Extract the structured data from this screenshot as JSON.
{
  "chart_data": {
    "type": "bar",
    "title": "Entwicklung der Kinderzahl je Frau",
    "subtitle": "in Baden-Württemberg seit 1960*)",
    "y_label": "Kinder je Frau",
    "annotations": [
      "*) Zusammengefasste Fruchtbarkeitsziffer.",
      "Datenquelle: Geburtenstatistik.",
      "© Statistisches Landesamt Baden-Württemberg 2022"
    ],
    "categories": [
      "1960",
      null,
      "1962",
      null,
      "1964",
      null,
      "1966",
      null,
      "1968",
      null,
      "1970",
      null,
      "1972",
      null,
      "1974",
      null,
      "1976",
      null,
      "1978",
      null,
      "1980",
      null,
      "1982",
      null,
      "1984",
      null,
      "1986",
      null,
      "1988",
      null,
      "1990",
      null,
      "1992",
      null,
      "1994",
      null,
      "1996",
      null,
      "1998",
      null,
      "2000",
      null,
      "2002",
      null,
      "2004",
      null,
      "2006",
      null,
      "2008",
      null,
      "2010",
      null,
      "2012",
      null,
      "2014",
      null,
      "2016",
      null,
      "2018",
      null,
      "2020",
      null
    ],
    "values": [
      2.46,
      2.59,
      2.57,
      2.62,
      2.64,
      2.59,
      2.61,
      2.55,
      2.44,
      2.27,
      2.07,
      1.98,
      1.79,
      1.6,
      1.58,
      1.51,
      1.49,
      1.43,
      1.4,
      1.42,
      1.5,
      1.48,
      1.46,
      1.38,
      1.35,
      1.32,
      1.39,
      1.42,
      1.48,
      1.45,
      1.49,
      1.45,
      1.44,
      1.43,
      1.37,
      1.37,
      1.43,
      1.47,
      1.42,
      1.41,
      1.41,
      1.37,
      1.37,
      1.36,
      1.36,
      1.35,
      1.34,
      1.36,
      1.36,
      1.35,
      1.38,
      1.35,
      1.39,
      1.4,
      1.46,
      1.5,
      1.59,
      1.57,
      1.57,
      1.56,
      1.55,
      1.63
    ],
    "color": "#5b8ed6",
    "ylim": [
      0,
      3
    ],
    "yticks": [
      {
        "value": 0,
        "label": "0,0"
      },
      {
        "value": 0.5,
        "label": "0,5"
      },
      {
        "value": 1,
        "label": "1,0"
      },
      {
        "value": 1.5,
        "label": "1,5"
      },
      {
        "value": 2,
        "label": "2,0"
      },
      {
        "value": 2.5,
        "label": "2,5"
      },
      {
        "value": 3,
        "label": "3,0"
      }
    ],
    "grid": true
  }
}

---

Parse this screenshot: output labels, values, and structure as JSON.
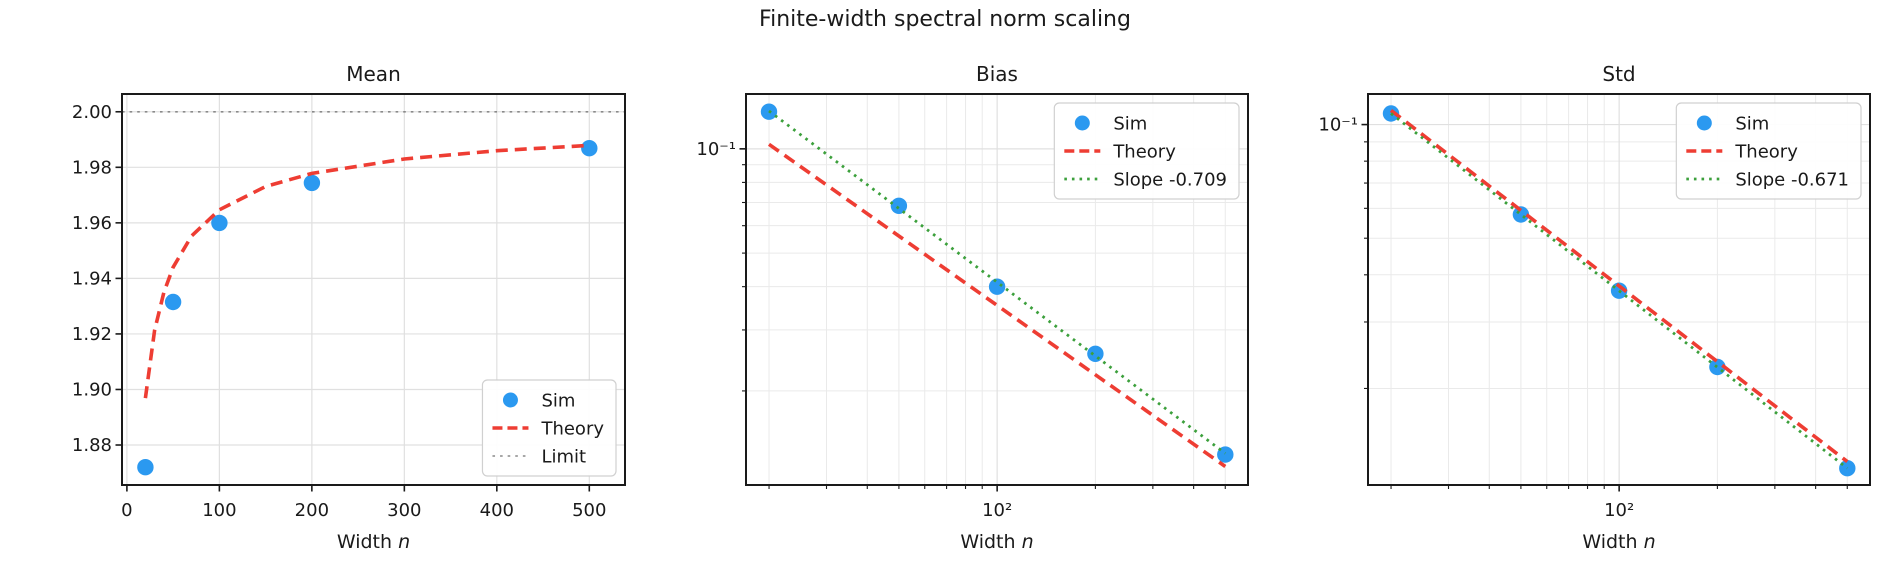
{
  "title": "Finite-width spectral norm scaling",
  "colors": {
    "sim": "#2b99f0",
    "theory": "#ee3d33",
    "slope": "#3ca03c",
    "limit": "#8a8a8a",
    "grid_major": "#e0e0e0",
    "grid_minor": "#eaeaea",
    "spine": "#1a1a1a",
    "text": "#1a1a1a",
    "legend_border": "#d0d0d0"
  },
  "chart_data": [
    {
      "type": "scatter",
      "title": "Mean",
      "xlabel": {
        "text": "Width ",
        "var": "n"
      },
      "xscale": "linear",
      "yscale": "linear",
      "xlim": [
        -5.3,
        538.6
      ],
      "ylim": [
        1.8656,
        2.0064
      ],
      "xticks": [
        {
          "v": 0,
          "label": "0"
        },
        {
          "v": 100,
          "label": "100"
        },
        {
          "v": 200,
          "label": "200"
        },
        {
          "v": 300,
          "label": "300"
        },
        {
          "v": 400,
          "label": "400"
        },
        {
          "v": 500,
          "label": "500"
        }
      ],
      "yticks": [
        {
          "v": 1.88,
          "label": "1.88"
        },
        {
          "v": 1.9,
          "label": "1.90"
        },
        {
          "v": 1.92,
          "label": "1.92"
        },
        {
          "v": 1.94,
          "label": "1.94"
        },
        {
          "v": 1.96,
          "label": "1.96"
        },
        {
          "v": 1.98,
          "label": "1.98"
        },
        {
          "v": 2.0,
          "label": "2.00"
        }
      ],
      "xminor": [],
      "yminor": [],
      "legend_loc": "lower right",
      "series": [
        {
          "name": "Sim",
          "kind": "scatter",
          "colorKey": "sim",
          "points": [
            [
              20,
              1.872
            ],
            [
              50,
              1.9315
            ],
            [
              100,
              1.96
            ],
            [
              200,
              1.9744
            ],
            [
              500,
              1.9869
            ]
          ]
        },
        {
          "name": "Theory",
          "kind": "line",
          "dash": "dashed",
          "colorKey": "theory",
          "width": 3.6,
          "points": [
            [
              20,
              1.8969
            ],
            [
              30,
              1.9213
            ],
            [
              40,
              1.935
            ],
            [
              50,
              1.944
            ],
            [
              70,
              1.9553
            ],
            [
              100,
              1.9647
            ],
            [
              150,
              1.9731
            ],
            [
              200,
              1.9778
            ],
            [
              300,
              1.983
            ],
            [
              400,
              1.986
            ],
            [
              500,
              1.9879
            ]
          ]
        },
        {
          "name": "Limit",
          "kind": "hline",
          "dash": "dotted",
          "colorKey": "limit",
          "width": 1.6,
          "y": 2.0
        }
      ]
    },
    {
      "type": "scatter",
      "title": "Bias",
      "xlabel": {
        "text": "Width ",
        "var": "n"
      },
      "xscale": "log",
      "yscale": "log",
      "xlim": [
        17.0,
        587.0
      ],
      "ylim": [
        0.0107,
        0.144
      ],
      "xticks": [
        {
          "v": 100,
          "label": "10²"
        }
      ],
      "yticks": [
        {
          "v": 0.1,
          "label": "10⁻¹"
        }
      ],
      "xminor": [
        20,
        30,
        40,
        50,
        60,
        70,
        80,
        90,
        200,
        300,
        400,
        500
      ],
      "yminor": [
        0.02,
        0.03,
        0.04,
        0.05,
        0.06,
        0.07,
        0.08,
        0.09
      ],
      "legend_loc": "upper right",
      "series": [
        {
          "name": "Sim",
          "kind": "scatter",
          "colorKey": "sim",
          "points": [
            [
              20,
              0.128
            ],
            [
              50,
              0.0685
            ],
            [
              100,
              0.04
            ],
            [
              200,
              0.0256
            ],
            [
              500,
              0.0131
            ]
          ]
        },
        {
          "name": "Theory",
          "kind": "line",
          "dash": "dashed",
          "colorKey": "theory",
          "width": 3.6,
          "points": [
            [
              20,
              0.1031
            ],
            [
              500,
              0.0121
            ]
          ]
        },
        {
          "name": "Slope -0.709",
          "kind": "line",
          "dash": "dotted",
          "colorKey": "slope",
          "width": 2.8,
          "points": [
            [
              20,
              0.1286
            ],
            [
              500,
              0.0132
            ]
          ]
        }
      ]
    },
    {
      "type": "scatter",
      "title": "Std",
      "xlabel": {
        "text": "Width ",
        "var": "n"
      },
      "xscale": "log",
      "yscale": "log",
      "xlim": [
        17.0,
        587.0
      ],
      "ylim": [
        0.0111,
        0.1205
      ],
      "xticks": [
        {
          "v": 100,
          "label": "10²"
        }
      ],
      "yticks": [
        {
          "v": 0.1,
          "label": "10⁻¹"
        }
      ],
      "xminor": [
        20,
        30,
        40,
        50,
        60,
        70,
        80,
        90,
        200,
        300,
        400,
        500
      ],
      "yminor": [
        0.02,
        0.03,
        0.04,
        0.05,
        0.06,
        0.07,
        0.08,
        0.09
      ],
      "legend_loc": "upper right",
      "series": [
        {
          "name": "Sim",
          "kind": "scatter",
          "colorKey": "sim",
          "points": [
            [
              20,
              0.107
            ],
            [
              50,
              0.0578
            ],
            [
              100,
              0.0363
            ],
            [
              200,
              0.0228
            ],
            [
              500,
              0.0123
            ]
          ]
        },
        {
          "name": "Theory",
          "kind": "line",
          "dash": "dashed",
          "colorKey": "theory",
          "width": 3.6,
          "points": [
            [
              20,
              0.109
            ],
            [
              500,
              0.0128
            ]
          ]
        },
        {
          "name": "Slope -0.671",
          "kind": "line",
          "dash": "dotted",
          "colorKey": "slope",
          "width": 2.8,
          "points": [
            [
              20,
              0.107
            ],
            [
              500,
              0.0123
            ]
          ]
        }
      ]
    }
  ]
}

Stated exercise >>
Pull out each line of the records holding the string "Baden".

Complete output >>
    "subtitle": "in Baden-Württemberg seit 1960*)",
      "© Statistisches Landesamt Baden-Württemberg 2022"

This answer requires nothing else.